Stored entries

════════

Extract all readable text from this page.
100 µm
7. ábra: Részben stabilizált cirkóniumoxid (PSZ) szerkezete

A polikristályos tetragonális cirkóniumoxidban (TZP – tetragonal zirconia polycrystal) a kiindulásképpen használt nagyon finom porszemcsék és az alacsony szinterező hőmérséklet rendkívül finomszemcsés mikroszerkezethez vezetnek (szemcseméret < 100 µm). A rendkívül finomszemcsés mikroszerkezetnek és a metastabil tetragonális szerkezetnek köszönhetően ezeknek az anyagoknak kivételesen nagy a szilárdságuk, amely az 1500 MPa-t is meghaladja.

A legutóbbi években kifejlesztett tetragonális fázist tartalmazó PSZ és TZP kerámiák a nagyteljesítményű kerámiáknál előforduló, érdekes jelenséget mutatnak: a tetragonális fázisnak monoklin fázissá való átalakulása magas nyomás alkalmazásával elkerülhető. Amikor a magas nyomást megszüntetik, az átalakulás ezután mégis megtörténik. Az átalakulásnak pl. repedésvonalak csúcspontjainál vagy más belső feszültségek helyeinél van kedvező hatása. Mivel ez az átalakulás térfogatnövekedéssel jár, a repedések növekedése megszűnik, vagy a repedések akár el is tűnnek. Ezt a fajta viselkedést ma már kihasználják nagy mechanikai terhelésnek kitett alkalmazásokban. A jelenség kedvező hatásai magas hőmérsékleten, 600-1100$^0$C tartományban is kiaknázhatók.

════════

Task prompt
Give every line of the material again, exactly as it reads.

Task answer
Extract all readable text from this page.
100 µm
7. ábra: Részben stabilizált cirkóniumoxid (PSZ) szerkezete

A polikristályos tetragonális cirkóniumoxidban (TZP – tetragonal zirconia polycrystal) a kiindulásképpen használt nagyon finom porszemcsék és az alacsony szinterező hőmérséklet rendkívül finomszemcsés mikroszerkezethez vezetnek (szemcseméret < 100 µm). A rendkívül finomszemcsés mikroszerkezetnek és a metastabil tetragonális szerkezetnek köszönhetően ezeknek az anyagoknak kivételesen nagy a szilárdságuk, amely az 1500 MPa-t is meghaladja.

A legutóbbi években kifejlesztett tetragonális fázist tartalmazó PSZ és TZP kerámiák a nagyteljesítményű kerámiáknál előforduló, érdekes jelenséget mutatnak: a tetragonális fázisnak monoklin fázissá való átalakulása magas nyomás alkalmazásával elkerülhető. Amikor a magas nyomást megszüntetik, az átalakulás ezután mégis megtörténik. Az átalakulásnak pl. repedésvonalak csúcspontjainál vagy más belső feszültségek helyeinél van kedvező hatása. Mivel ez az átalakulás térfogatnövekedéssel jár, a repedések növekedése megszűnik, vagy a repedések akár el is tűnnek. Ezt a fajta viselkedést ma már kihasználják nagy mechanikai terhelésnek kitett alkalmazásokban. A jelenség kedvező hatásai magas hőmérsékleten, 600-1100$^0$C tartományban is kiaknázhatók.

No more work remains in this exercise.